Start of Records for the exercise

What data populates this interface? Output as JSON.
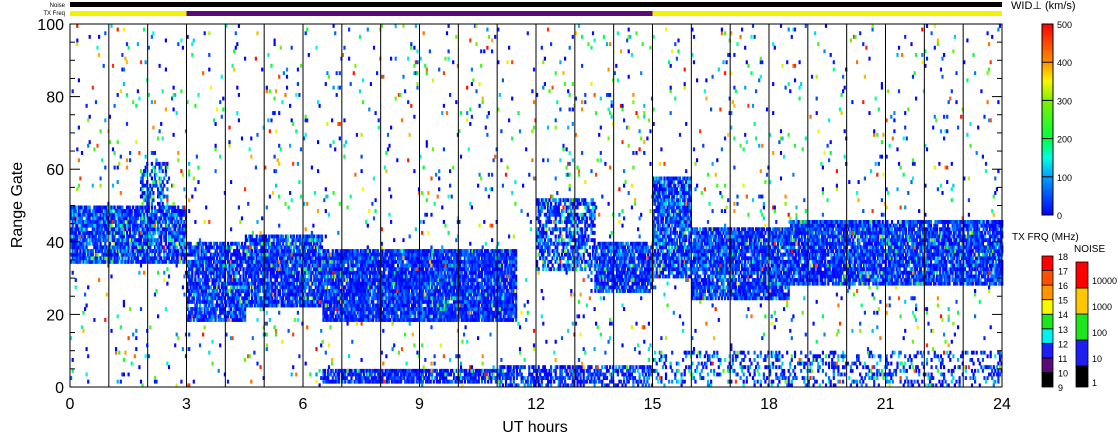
{
  "chart_data": {
    "type": "heatmap",
    "title": "",
    "xlabel": "UT hours",
    "ylabel": "Range Gate",
    "xlim": [
      0,
      24
    ],
    "ylim": [
      0,
      100
    ],
    "x_ticks": [
      "0",
      "3",
      "6",
      "9",
      "12",
      "15",
      "18",
      "21",
      "24"
    ],
    "y_ticks": [
      "0",
      "20",
      "40",
      "60",
      "80",
      "100"
    ],
    "hour_gridlines": true,
    "status_bars": {
      "noise_label": "Noise",
      "txfreq_label": "TX Freq",
      "noise_segments": [
        {
          "from": 0,
          "to": 24,
          "color": "#000000"
        }
      ],
      "txfreq_segments": [
        {
          "from": 0,
          "to": 3,
          "color": "#f2f200"
        },
        {
          "from": 3,
          "to": 15,
          "color": "#5a0a78"
        },
        {
          "from": 15,
          "to": 24,
          "color": "#f2f200"
        }
      ]
    },
    "parameter": {
      "label": "WID⊥ (km/s)",
      "range": [
        0,
        500
      ],
      "ticks": [
        "0",
        "100",
        "200",
        "300",
        "400",
        "500"
      ]
    },
    "scatter_regions": [
      {
        "t0": 0,
        "t1": 3,
        "g0": 34,
        "g1": 50,
        "density": 0.85,
        "width": [
          0,
          150
        ]
      },
      {
        "t0": 1.8,
        "t1": 2.5,
        "g0": 50,
        "g1": 62,
        "density": 0.5,
        "width": [
          0,
          200
        ]
      },
      {
        "t0": 3,
        "t1": 4.5,
        "g0": 18,
        "g1": 40,
        "density": 0.8,
        "width": [
          0,
          120
        ]
      },
      {
        "t0": 4.5,
        "t1": 6.5,
        "g0": 22,
        "g1": 42,
        "density": 0.85,
        "width": [
          0,
          120
        ]
      },
      {
        "t0": 6.5,
        "t1": 11.5,
        "g0": 18,
        "g1": 38,
        "density": 0.9,
        "width": [
          0,
          100
        ]
      },
      {
        "t0": 6.5,
        "t1": 11,
        "g0": 1,
        "g1": 5,
        "density": 0.8,
        "width": [
          0,
          80
        ]
      },
      {
        "t0": 11,
        "t1": 15,
        "g0": 0,
        "g1": 6,
        "density": 0.6,
        "width": [
          0,
          120
        ]
      },
      {
        "t0": 12,
        "t1": 13.5,
        "g0": 32,
        "g1": 52,
        "density": 0.6,
        "width": [
          0,
          150
        ]
      },
      {
        "t0": 13.5,
        "t1": 15,
        "g0": 26,
        "g1": 40,
        "density": 0.85,
        "width": [
          0,
          120
        ]
      },
      {
        "t0": 15,
        "t1": 16,
        "g0": 30,
        "g1": 58,
        "density": 0.8,
        "width": [
          0,
          150
        ]
      },
      {
        "t0": 16,
        "t1": 18.5,
        "g0": 24,
        "g1": 44,
        "density": 0.85,
        "width": [
          0,
          120
        ]
      },
      {
        "t0": 18.5,
        "t1": 24,
        "g0": 28,
        "g1": 46,
        "density": 0.85,
        "width": [
          0,
          120
        ]
      },
      {
        "t0": 15,
        "t1": 24,
        "g0": 0,
        "g1": 10,
        "density": 0.25,
        "width": [
          0,
          150
        ]
      },
      {
        "t0": 0,
        "t1": 24,
        "g0": 0,
        "g1": 100,
        "density": 0.03,
        "width": [
          0,
          500
        ]
      }
    ],
    "txfreq_scale": {
      "label": "TX FRQ (MHz)",
      "ticks": [
        "9",
        "10",
        "11",
        "12",
        "13",
        "14",
        "15",
        "16",
        "17",
        "18"
      ],
      "colors": [
        "#000000",
        "#5a0a78",
        "#1e1ef0",
        "#00f0f0",
        "#1ee61e",
        "#f8f800",
        "#ff9600",
        "#ff5000",
        "#ff0000"
      ]
    },
    "noise_scale": {
      "label": "NOISE",
      "ticks": [
        "1",
        "10",
        "100",
        "1000",
        "10000"
      ],
      "colors": [
        "#000000",
        "#1e1ef0",
        "#1ee61e",
        "#ffc800",
        "#ff0000"
      ]
    }
  }
}
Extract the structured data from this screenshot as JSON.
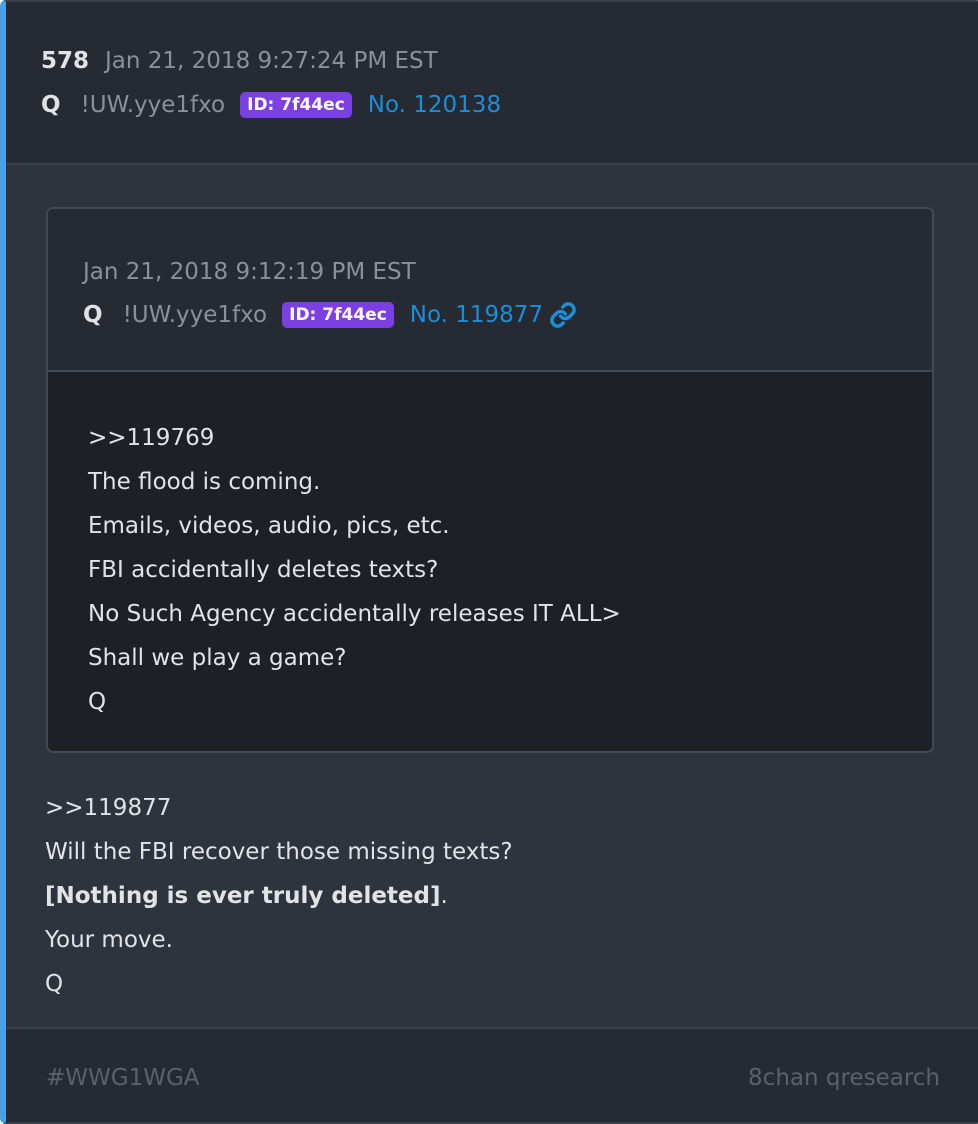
{
  "post": {
    "number": "578",
    "date": "Jan 21, 2018 9:27:24 PM EST",
    "author": "Q",
    "tripcode": "!UW.yye1fxo",
    "id_badge": "ID: 7f44ec",
    "post_no": "No. 120138"
  },
  "quoted_post": {
    "date": "Jan 21, 2018 9:12:19 PM EST",
    "author": "Q",
    "tripcode": "!UW.yye1fxo",
    "id_badge": "ID: 7f44ec",
    "post_no": "No. 119877",
    "link_icon": "link-icon",
    "body_lines": [
      ">>119769",
      "The flood is coming.",
      "Emails, videos, audio, pics, etc.",
      "FBI accidentally deletes texts?",
      "No Such Agency accidentally releases IT ALL>",
      "Shall we play a game?",
      "Q"
    ]
  },
  "body": {
    "line1": ">>119877",
    "line2": "Will the FBI recover those missing texts?",
    "line3_bold": "[Nothing is ever truly deleted]",
    "line3_tail": ".",
    "line4": "Your move.",
    "line5": "Q"
  },
  "footer": {
    "hashtag": "#WWG1WGA",
    "source": "8chan qresearch"
  },
  "colors": {
    "accent_bar": "#4aa0e6",
    "badge": "#7c3fe4",
    "link": "#1c8ed8"
  }
}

End of Records for the exercise

**What needs to be done**
Look for the word "this" and return every line where it occurs.

**Exercise answer**
What data populates this interface? Output as JSON.
Extract the structured data from this screenshot as JSON.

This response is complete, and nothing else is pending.